[Stored items from a collection]
:::

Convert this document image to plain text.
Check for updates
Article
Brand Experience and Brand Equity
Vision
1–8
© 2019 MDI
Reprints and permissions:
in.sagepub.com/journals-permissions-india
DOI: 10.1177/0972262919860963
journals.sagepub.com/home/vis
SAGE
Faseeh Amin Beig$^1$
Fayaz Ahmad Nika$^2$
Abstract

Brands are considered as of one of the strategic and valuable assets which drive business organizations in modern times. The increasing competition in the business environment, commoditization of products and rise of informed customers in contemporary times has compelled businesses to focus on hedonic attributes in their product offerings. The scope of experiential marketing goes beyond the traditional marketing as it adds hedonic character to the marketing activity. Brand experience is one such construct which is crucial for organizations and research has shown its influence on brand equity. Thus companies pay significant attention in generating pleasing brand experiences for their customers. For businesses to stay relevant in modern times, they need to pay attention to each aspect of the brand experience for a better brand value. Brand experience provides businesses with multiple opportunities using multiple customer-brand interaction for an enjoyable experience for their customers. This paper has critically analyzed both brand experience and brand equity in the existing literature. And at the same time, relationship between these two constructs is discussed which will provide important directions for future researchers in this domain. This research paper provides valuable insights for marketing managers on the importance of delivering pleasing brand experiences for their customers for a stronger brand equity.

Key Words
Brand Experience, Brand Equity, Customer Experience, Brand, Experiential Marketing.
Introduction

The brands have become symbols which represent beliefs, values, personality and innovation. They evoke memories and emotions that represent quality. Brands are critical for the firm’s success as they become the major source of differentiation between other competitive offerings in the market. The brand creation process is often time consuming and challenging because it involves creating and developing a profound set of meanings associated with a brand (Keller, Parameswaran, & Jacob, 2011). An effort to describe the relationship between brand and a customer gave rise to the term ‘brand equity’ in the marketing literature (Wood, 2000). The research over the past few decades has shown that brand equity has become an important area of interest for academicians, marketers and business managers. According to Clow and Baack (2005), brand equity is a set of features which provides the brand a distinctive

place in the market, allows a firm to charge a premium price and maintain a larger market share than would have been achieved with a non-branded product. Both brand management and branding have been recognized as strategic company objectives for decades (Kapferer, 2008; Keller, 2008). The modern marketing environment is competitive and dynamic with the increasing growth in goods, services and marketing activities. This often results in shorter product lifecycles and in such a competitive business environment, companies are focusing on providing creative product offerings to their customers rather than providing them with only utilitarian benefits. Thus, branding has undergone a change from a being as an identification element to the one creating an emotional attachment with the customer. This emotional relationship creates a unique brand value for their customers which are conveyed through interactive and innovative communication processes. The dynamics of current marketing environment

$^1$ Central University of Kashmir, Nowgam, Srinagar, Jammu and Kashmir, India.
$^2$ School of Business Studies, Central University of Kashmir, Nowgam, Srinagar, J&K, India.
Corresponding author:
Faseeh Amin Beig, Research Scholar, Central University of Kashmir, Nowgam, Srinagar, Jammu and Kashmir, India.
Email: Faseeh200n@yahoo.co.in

:::

_Problem statement_
Among the entries above, identify all lines with "Beig" and copy them.

_Solution_
Faseeh Amin Beig$^1$
Faseeh Amin Beig, Research Scholar, Central University of Kashmir, Nowgam, Srinagar, Jammu and Kashmir, India.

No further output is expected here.